▸ **STATED GOAL**
Provide the number of lines where the word "Physical" occurs, and no other text.

Collected data:

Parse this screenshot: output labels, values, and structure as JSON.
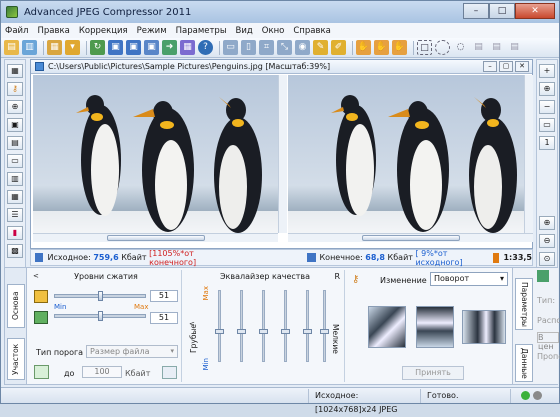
{
  "window": {
    "title": "Advanced JPEG Compressor 2011",
    "minimize": "–",
    "maximize": "□",
    "close": "✕"
  },
  "menu": [
    "Файл",
    "Правка",
    "Коррекция",
    "Режим",
    "Параметры",
    "Вид",
    "Окно",
    "Справка"
  ],
  "document": {
    "title": "C:\\Users\\Public\\Pictures\\Sample Pictures\\Penguins.jpg  [Масштаб:39%]"
  },
  "info": {
    "source_label": "Исходное:",
    "source_size": "759,6",
    "source_unit": "Кбайт",
    "source_ratio": "[1105%*от конечного]",
    "final_label": "Конечное:",
    "final_size": "68,8",
    "final_unit": "Кбайт",
    "final_ratio": "[ 9%*от исходного]",
    "time": "1:33,5"
  },
  "compression": {
    "title": "Уровни сжатия",
    "min": "Min",
    "max": "Max",
    "value1": "51",
    "value2": "51",
    "level1": 0.51,
    "level2": 0.51,
    "threshold_label": "Тип порога",
    "threshold_select": "Размер файла",
    "to_label": "до",
    "to_value": "100",
    "to_unit": "Кбайт"
  },
  "equalizer": {
    "title": "Эквалайзер качества",
    "r_label": "R",
    "coarse_label": "Грубые",
    "fine_label": "Мелкие",
    "max": "Max",
    "min": "Min",
    "arrow": "<"
  },
  "transform": {
    "change_label": "Изменение",
    "mode": "Поворот",
    "apply": "Принять"
  },
  "side_tabs": {
    "left_top": "Основа",
    "left_bottom": "Участок",
    "right_params": "Параметры",
    "right_data": "Данные",
    "right_type": "Тип:",
    "right_dist": "Распо",
    "right_inc": "В цен",
    "right_prop": "Пропо"
  },
  "status": {
    "source": "Исходное: [1024x768]x24 JPEG",
    "state": "Готово."
  },
  "colors": {
    "accent": "#2f6db5",
    "red": "#d02020",
    "blue": "#1c5fd0",
    "orange": "#e07a10"
  }
}
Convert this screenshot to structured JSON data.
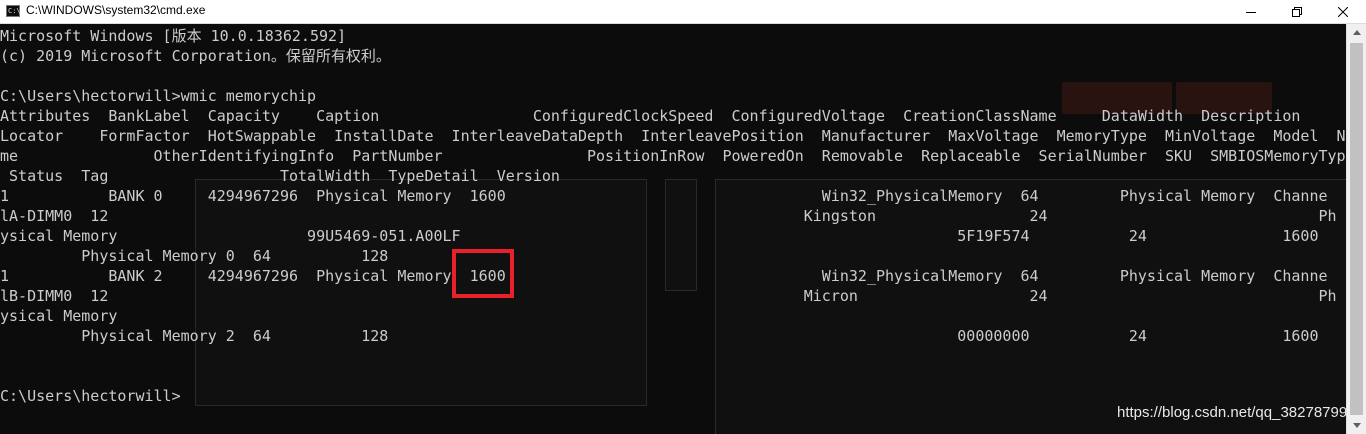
{
  "window": {
    "title": "C:\\WINDOWS\\system32\\cmd.exe",
    "icon": "console-icon"
  },
  "controls": {
    "minimize": "minimize-icon",
    "maximize": "maximize-icon",
    "close": "close-icon"
  },
  "console": {
    "lines": [
      "Microsoft Windows [版本 10.0.18362.592]",
      "(c) 2019 Microsoft Corporation。保留所有权利。",
      "",
      "C:\\Users\\hectorwill>wmic memorychip",
      "Attributes  BankLabel  Capacity    Caption                 ConfiguredClockSpeed  ConfiguredVoltage  CreationClassName     DataWidth  Description      Device",
      "Locator    FormFactor  HotSwappable  InstallDate  InterleaveDataDepth  InterleavePosition  Manufacturer  MaxVoltage  MemoryType  MinVoltage  Model  Na",
      "me               OtherIdentifyingInfo  PartNumber                PositionInRow  PoweredOn  Removable  Replaceable  SerialNumber  SKU  SMBIOSMemoryType  Speed",
      " Status  Tag                   TotalWidth  TypeDetail  Version",
      "1           BANK 0     4294967296  Physical Memory  1600                                   Win32_PhysicalMemory  64         Physical Memory  Channe",
      "lA-DIMM0  12                                                                             Kingston                 24                              Ph",
      "ysical Memory                     99U5469-051.A00LF                                                       5F19F574           24               1600",
      "         Physical Memory 0  64          128",
      "1           BANK 2     4294967296  Physical Memory  1600                                   Win32_PhysicalMemory  64         Physical Memory  Channe",
      "lB-DIMM0  12                                                                             Micron                   24                              Ph",
      "ysical Memory",
      "         Physical Memory 2  64          128                                                               00000000           24               1600",
      "",
      "",
      "C:\\Users\\hectorwill>"
    ]
  },
  "annotation": {
    "highlight_color": "#e8202a"
  },
  "watermark": {
    "text": "https://blog.csdn.net/qq_38278799"
  },
  "scrollbar": {
    "up": "scroll-up-arrow-icon",
    "down": "scroll-down-arrow-icon"
  }
}
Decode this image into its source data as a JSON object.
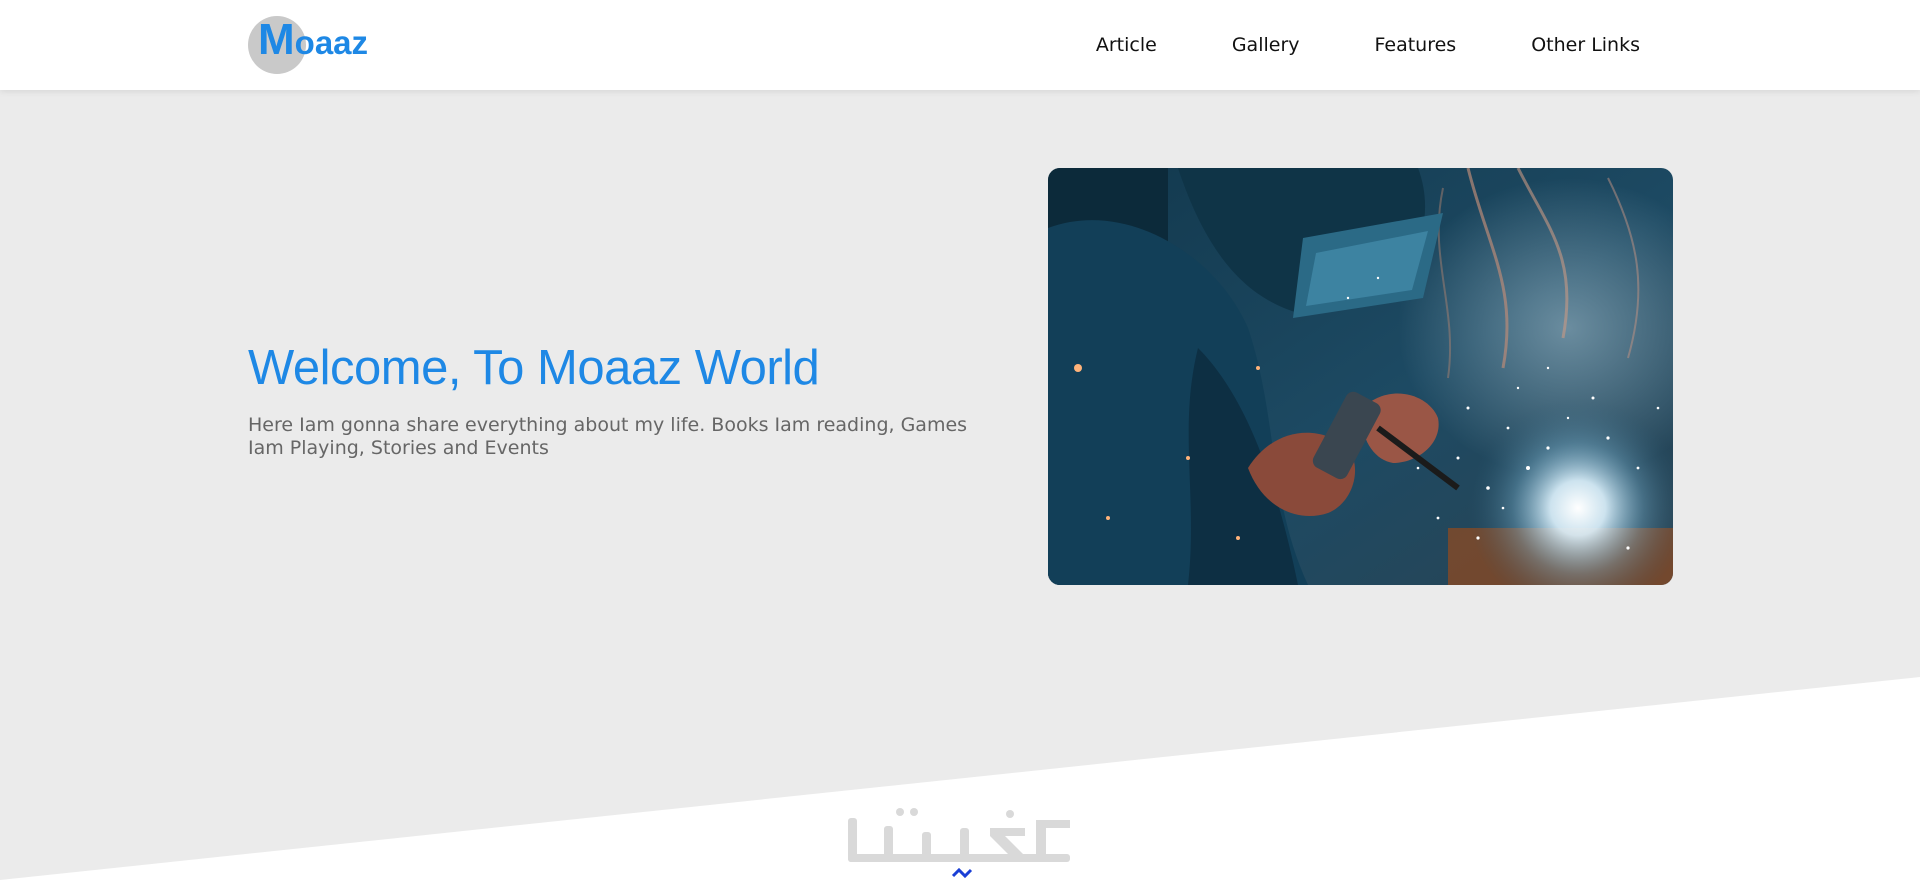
{
  "header": {
    "logo": {
      "first_letter": "M",
      "rest": "oaaz"
    },
    "nav": [
      {
        "label": "Article"
      },
      {
        "label": "Gallery"
      },
      {
        "label": "Features"
      },
      {
        "label": "Other Links"
      }
    ]
  },
  "hero": {
    "title": "Welcome, To Moaaz World",
    "description": "Here Iam gonna share everything about my life. Books Iam reading, Games Iam Playing, Stories and Events",
    "image_icon": "welder-photo"
  },
  "watermark": {
    "icon": "khamsat-logo"
  },
  "colors": {
    "accent": "#1e88e5",
    "hero_bg": "#ebebeb",
    "logo_circle": "#c9c9c9",
    "text_muted": "#666666"
  }
}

▸ **FULL SOLUTION**
4